> **Objective**:
Counting only lines that hold "услуг", give the total and nothing more.

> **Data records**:
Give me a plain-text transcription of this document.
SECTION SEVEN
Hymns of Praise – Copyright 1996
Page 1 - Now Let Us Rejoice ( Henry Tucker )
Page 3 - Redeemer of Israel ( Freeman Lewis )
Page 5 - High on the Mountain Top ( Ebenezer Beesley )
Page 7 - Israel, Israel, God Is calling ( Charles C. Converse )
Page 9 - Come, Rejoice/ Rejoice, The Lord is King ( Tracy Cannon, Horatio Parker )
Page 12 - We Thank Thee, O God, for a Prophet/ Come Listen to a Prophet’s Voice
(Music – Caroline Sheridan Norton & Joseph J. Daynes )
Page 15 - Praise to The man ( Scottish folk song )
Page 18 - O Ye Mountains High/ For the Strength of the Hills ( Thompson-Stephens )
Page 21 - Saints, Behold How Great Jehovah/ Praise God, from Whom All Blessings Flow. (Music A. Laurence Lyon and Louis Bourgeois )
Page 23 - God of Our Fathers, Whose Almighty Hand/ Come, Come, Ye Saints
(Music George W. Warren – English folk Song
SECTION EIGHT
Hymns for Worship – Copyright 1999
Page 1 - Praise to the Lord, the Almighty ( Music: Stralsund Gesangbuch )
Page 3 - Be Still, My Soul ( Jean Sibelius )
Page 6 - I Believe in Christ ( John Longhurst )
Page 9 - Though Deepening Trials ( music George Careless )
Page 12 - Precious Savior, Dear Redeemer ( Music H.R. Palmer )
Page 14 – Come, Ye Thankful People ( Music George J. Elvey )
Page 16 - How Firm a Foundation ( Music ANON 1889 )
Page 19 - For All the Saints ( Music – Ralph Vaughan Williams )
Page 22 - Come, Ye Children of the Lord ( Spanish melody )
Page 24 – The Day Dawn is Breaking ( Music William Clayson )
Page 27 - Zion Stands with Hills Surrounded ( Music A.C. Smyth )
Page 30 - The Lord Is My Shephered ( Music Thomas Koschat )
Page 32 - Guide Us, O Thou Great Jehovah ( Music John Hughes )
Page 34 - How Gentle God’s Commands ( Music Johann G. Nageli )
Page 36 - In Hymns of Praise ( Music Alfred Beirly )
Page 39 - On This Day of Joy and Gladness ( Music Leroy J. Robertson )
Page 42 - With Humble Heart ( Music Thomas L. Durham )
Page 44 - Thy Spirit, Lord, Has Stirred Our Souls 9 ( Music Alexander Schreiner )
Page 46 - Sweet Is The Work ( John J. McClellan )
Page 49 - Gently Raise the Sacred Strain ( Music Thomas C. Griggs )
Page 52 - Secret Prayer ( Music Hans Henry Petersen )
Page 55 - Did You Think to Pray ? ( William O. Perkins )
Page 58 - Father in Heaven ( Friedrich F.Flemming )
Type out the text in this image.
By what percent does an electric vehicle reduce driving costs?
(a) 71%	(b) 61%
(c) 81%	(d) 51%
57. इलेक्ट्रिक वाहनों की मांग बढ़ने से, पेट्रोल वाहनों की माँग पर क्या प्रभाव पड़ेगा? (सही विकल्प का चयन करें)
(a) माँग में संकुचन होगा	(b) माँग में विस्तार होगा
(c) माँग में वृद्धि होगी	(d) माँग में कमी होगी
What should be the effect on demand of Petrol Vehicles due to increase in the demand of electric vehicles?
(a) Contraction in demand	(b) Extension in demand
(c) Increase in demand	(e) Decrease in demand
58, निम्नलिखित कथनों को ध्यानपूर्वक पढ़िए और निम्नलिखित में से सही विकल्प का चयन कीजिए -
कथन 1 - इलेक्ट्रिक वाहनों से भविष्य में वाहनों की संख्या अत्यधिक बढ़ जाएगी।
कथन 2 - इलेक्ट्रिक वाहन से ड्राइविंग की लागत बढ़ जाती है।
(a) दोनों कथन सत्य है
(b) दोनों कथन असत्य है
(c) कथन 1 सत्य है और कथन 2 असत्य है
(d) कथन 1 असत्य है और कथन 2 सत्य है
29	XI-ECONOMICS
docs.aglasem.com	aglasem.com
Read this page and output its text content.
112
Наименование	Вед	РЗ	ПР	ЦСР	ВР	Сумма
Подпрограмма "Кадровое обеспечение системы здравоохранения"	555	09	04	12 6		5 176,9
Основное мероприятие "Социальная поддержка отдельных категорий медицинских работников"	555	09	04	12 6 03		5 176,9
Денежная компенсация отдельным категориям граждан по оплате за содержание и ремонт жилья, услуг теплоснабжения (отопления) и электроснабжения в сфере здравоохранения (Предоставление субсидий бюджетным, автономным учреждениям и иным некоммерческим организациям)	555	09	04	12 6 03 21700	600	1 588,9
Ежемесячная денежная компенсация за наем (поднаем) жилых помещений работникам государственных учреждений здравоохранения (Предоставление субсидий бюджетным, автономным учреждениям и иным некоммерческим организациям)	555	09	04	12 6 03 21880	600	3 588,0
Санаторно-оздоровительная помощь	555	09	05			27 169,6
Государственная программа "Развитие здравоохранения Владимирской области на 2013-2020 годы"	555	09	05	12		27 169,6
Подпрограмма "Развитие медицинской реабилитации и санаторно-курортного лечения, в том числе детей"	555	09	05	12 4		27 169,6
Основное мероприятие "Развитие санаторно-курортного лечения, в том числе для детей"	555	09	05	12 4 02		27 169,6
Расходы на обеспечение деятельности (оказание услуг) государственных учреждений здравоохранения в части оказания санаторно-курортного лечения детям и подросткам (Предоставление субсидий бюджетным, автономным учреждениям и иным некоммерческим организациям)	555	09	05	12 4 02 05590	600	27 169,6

> **Answer to this task**:
2